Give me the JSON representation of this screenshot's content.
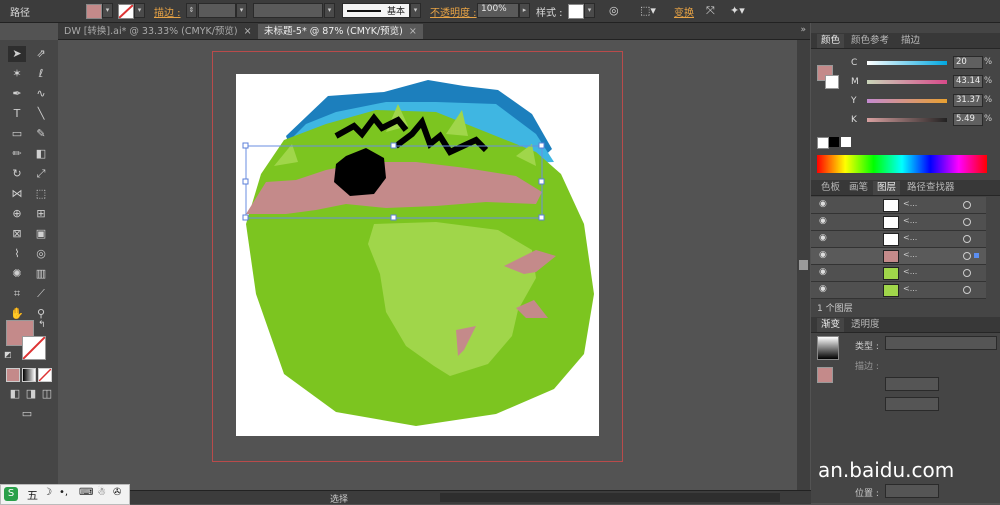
{
  "control_bar": {
    "object_type": "路径",
    "stroke_label": "描边 :",
    "stroke_profile_label": "基本",
    "opacity_label": "不透明度 :",
    "opacity_value": "100%",
    "style_label": "样式 :",
    "transform_label": "变换",
    "fill_color": "#c48a8a"
  },
  "tabs": [
    {
      "label": "DW [转换].ai* @ 33.33% (CMYK/预览)"
    },
    {
      "label": "未标题-5* @ 87% (CMYK/预览)"
    }
  ],
  "color_panel": {
    "tabs": [
      "颜色",
      "颜色参考",
      "描边"
    ],
    "channels": [
      {
        "name": "C",
        "value": "20",
        "unit": "%"
      },
      {
        "name": "M",
        "value": "43.14",
        "unit": "%"
      },
      {
        "name": "Y",
        "value": "31.37",
        "unit": "%"
      },
      {
        "name": "K",
        "value": "5.49",
        "unit": "%"
      }
    ]
  },
  "layers_panel": {
    "tabs": [
      "色板",
      "画笔",
      "图层",
      "路径查找器"
    ],
    "rows": [
      {
        "name": "<..."
      },
      {
        "name": "<..."
      },
      {
        "name": "<..."
      },
      {
        "name": "<..."
      },
      {
        "name": "<..."
      },
      {
        "name": "<..."
      }
    ],
    "footer": "1 个图层"
  },
  "gradient_panel": {
    "tabs": [
      "渐变",
      "透明度"
    ],
    "type_label": "类型 :",
    "stroke_label": "描边 :",
    "position_label": "位置 :"
  },
  "status_bar": {
    "tool_label": "选择"
  },
  "watermark": "an.baidu.com",
  "ime_label": "五"
}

___

TASK BRIEF:
Find how many of the lines above have the word "CMYK" in them. State only that number.

RESPONSE TO THIS TASK:
2